▸ **Task instructions**
In the copy, include every entry exactly but none of the pictures.
┌─ Dataset extract
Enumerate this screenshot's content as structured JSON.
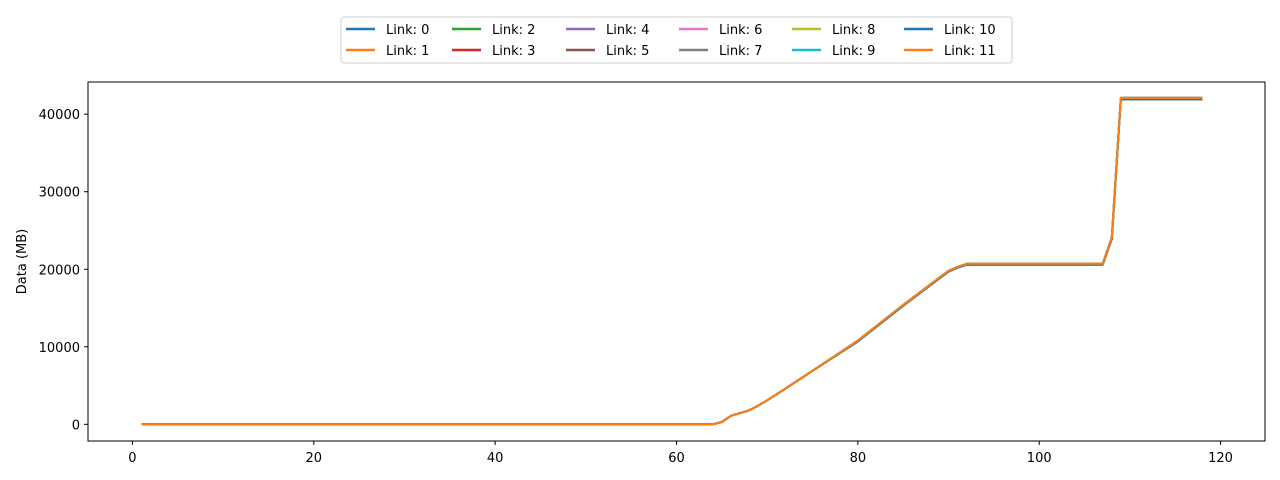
{
  "chart_data": {
    "type": "line",
    "title": "",
    "xlabel": "",
    "ylabel": "Data (MB)",
    "xlim": [
      -4.9,
      124.9
    ],
    "ylim": [
      -2150,
      44150
    ],
    "xticks": [
      0,
      20,
      40,
      60,
      80,
      100,
      120
    ],
    "yticks": [
      0,
      10000,
      20000,
      30000,
      40000
    ],
    "grid": false,
    "legend": {
      "placement": "top-center",
      "columns": 6
    },
    "x": [
      1,
      64,
      65,
      66,
      68,
      69,
      70,
      72,
      75,
      80,
      85,
      90,
      91,
      92,
      107,
      108,
      109,
      118
    ],
    "series": [
      {
        "name": "Link: 0",
        "color": "#1f77b4",
        "values": [
          0,
          0,
          300,
          1100,
          1800,
          2400,
          3100,
          4600,
          6900,
          10700,
          15300,
          19700,
          20200,
          20600,
          20600,
          23900,
          41900,
          41900
        ]
      },
      {
        "name": "Link: 1",
        "color": "#ff7f0e",
        "values": [
          0,
          0,
          300,
          1100,
          1800,
          2400,
          3100,
          4600,
          6900,
          10800,
          15400,
          19800,
          20300,
          20700,
          20700,
          24100,
          42100,
          42100
        ]
      },
      {
        "name": "Link: 2",
        "color": "#2ca02c",
        "values": [
          0,
          0,
          300,
          1100,
          1800,
          2400,
          3100,
          4600,
          6900,
          10700,
          15300,
          19700,
          20200,
          20600,
          20600,
          23900,
          41900,
          41900
        ]
      },
      {
        "name": "Link: 3",
        "color": "#d62728",
        "values": [
          0,
          0,
          300,
          1100,
          1800,
          2400,
          3100,
          4600,
          6900,
          10800,
          15400,
          19800,
          20300,
          20700,
          20700,
          24100,
          42100,
          42100
        ]
      },
      {
        "name": "Link: 4",
        "color": "#9467bd",
        "values": [
          0,
          0,
          300,
          1100,
          1800,
          2400,
          3100,
          4600,
          6900,
          10700,
          15300,
          19700,
          20200,
          20600,
          20600,
          23900,
          41900,
          41900
        ]
      },
      {
        "name": "Link: 5",
        "color": "#8c564b",
        "values": [
          0,
          0,
          300,
          1100,
          1800,
          2400,
          3100,
          4600,
          6900,
          10800,
          15400,
          19800,
          20300,
          20700,
          20700,
          24100,
          42100,
          42100
        ]
      },
      {
        "name": "Link: 6",
        "color": "#e377c2",
        "values": [
          0,
          0,
          300,
          1100,
          1800,
          2400,
          3100,
          4600,
          6900,
          10700,
          15300,
          19700,
          20200,
          20600,
          20600,
          23900,
          41900,
          41900
        ]
      },
      {
        "name": "Link: 7",
        "color": "#7f7f7f",
        "values": [
          0,
          0,
          300,
          1100,
          1800,
          2400,
          3100,
          4600,
          6900,
          10800,
          15400,
          19800,
          20300,
          20700,
          20700,
          24100,
          42100,
          42100
        ]
      },
      {
        "name": "Link: 8",
        "color": "#bcbd22",
        "values": [
          0,
          0,
          300,
          1100,
          1800,
          2400,
          3100,
          4600,
          6900,
          10700,
          15300,
          19700,
          20200,
          20600,
          20600,
          23900,
          41900,
          41900
        ]
      },
      {
        "name": "Link: 9",
        "color": "#17becf",
        "values": [
          0,
          0,
          300,
          1100,
          1800,
          2400,
          3100,
          4600,
          6900,
          10800,
          15400,
          19800,
          20300,
          20700,
          20700,
          24100,
          42100,
          42100
        ]
      },
      {
        "name": "Link: 10",
        "color": "#1f77b4",
        "values": [
          0,
          0,
          300,
          1100,
          1800,
          2400,
          3100,
          4600,
          6900,
          10700,
          15300,
          19700,
          20200,
          20600,
          20600,
          23900,
          41900,
          41900
        ]
      },
      {
        "name": "Link: 11",
        "color": "#ff7f0e",
        "values": [
          0,
          0,
          300,
          1100,
          1800,
          2400,
          3100,
          4600,
          6900,
          10800,
          15400,
          19800,
          20300,
          20700,
          20700,
          24100,
          42100,
          42100
        ]
      }
    ]
  }
}
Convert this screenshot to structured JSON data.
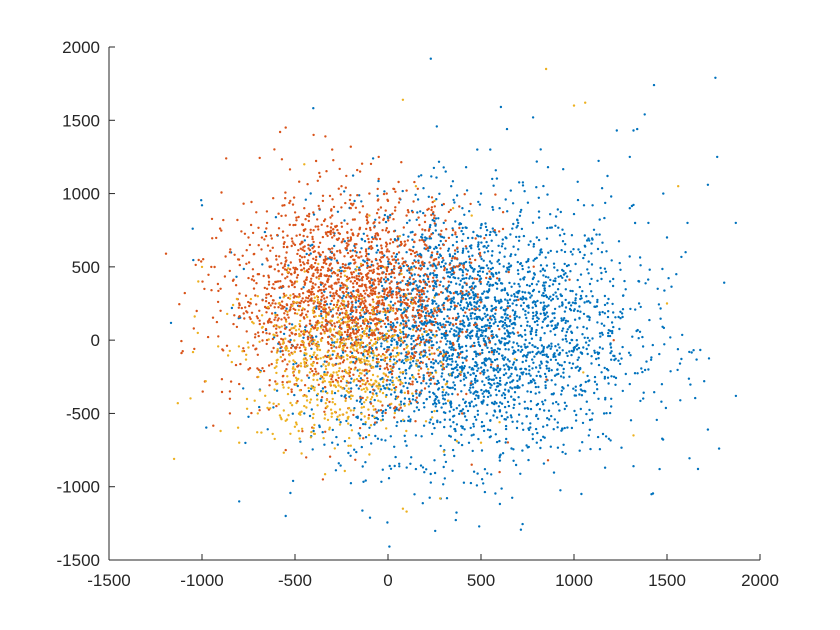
└─
▸ **Answer to the problem**
Enumerate this screenshot's content as structured JSON.
{
  "chart_data": {
    "type": "line",
    "title": "",
    "xlabel": "",
    "ylabel": "Data (MB)",
    "xlim": [
      -4.9,
      124.9
    ],
    "ylim": [
      -2150,
      44150
    ],
    "xticks": [
      0,
      20,
      40,
      60,
      80,
      100,
      120
    ],
    "yticks": [
      0,
      10000,
      20000,
      30000,
      40000
    ],
    "grid": false,
    "legend": {
      "placement": "top-center",
      "columns": 6
    },
    "x": [
      1,
      64,
      65,
      66,
      68,
      69,
      70,
      72,
      75,
      80,
      85,
      90,
      91,
      92,
      107,
      108,
      109,
      118
    ],
    "series": [
      {
        "name": "Link: 0",
        "color": "#1f77b4",
        "values": [
          0,
          0,
          300,
          1100,
          1800,
          2400,
          3100,
          4600,
          6900,
          10700,
          15300,
          19700,
          20200,
          20600,
          20600,
          23900,
          41900,
          41900
        ]
      },
      {
        "name": "Link: 1",
        "color": "#ff7f0e",
        "values": [
          0,
          0,
          300,
          1100,
          1800,
          2400,
          3100,
          4600,
          6900,
          10800,
          15400,
          19800,
          20300,
          20700,
          20700,
          24100,
          42100,
          42100
        ]
      },
      {
        "name": "Link: 2",
        "color": "#2ca02c",
        "values": [
          0,
          0,
          300,
          1100,
          1800,
          2400,
          3100,
          4600,
          6900,
          10700,
          15300,
          19700,
          20200,
          20600,
          20600,
          23900,
          41900,
          41900
        ]
      },
      {
        "name": "Link: 3",
        "color": "#d62728",
        "values": [
          0,
          0,
          300,
          1100,
          1800,
          2400,
          3100,
          4600,
          6900,
          10800,
          15400,
          19800,
          20300,
          20700,
          20700,
          24100,
          42100,
          42100
        ]
      },
      {
        "name": "Link: 4",
        "color": "#9467bd",
        "values": [
          0,
          0,
          300,
          1100,
          1800,
          2400,
          3100,
          4600,
          6900,
          10700,
          15300,
          19700,
          20200,
          20600,
          20600,
          23900,
          41900,
          41900
        ]
      },
      {
        "name": "Link: 5",
        "color": "#8c564b",
        "values": [
          0,
          0,
          300,
          1100,
          1800,
          2400,
          3100,
          4600,
          6900,
          10800,
          15400,
          19800,
          20300,
          20700,
          20700,
          24100,
          42100,
          42100
        ]
      },
      {
        "name": "Link: 6",
        "color": "#e377c2",
        "values": [
          0,
          0,
          300,
          1100,
          1800,
          2400,
          3100,
          4600,
          6900,
          10700,
          15300,
          19700,
          20200,
          20600,
          20600,
          23900,
          41900,
          41900
        ]
      },
      {
        "name": "Link: 7",
        "color": "#7f7f7f",
        "values": [
          0,
          0,
          300,
          1100,
          1800,
          2400,
          3100,
          4600,
          6900,
          10800,
          15400,
          19800,
          20300,
          20700,
          20700,
          24100,
          42100,
          42100
        ]
      },
      {
        "name": "Link: 8",
        "color": "#bcbd22",
        "values": [
          0,
          0,
          300,
          1100,
          1800,
          2400,
          3100,
          4600,
          6900,
          10700,
          15300,
          19700,
          20200,
          20600,
          20600,
          23900,
          41900,
          41900
        ]
      },
      {
        "name": "Link: 9",
        "color": "#17becf",
        "values": [
          0,
          0,
          300,
          1100,
          1800,
          2400,
          3100,
          4600,
          6900,
          10800,
          15400,
          19800,
          20300,
          20700,
          20700,
          24100,
          42100,
          42100
        ]
      },
      {
        "name": "Link: 10",
        "color": "#1f77b4",
        "values": [
          0,
          0,
          300,
          1100,
          1800,
          2400,
          3100,
          4600,
          6900,
          10700,
          15300,
          19700,
          20200,
          20600,
          20600,
          23900,
          41900,
          41900
        ]
      },
      {
        "name": "Link: 11",
        "color": "#ff7f0e",
        "values": [
          0,
          0,
          300,
          1100,
          1800,
          2400,
          3100,
          4600,
          6900,
          10800,
          15400,
          19800,
          20300,
          20700,
          20700,
          24100,
          42100,
          42100
        ]
      }
    ]
  }
}
Convert this screenshot to structured JSON data.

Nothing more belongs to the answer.